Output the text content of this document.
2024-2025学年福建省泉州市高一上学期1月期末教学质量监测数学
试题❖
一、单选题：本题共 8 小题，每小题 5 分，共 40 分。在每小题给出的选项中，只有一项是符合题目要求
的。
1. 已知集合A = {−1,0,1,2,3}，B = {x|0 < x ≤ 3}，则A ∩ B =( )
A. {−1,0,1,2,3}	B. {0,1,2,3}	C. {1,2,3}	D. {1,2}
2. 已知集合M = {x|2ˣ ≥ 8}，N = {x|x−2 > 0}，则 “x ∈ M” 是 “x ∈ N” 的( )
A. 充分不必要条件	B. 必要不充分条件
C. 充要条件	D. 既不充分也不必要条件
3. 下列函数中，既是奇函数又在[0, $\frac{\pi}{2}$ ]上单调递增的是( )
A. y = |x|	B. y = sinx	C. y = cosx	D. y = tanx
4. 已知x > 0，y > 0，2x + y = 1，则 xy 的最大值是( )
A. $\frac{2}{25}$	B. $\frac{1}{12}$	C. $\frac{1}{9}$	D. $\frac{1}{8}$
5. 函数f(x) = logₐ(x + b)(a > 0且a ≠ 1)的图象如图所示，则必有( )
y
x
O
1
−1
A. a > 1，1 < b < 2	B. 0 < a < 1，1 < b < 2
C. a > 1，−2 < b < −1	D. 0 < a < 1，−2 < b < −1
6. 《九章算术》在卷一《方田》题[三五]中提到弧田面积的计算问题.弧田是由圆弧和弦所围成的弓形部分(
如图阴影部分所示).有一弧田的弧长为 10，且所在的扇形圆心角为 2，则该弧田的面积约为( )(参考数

:: Exercise description ::
All records above must be set down exactly, please.

:: Right answer ::
Output the text content of this document.
2024-2025学年福建省泉州市高一上学期1月期末教学质量监测数学
试题❖
一、单选题：本题共 8 小题，每小题 5 分，共 40 分。在每小题给出的选项中，只有一项是符合题目要求
的。
1. 已知集合A = {−1,0,1,2,3}，B = {x|0 < x ≤ 3}，则A ∩ B =( )
A. {−1,0,1,2,3}	B. {0,1,2,3}	C. {1,2,3}	D. {1,2}
2. 已知集合M = {x|2ˣ ≥ 8}，N = {x|x−2 > 0}，则 “x ∈ M” 是 “x ∈ N” 的( )
A. 充分不必要条件	B. 必要不充分条件
C. 充要条件	D. 既不充分也不必要条件
3. 下列函数中，既是奇函数又在[0, $\frac{\pi}{2}$ ]上单调递增的是( )
A. y = |x|	B. y = sinx	C. y = cosx	D. y = tanx
4. 已知x > 0，y > 0，2x + y = 1，则 xy 的最大值是( )
A. $\frac{2}{25}$	B. $\frac{1}{12}$	C. $\frac{1}{9}$	D. $\frac{1}{8}$
5. 函数f(x) = logₐ(x + b)(a > 0且a ≠ 1)的图象如图所示，则必有( )
y
x
O
1
−1
A. a > 1，1 < b < 2	B. 0 < a < 1，1 < b < 2
C. a > 1，−2 < b < −1	D. 0 < a < 1，−2 < b < −1
6. 《九章算术》在卷一《方田》题[三五]中提到弧田面积的计算问题.弧田是由圆弧和弦所围成的弓形部分(
如图阴影部分所示).有一弧田的弧长为 10，且所在的扇形圆心角为 2，则该弧田的面积约为( )(参考数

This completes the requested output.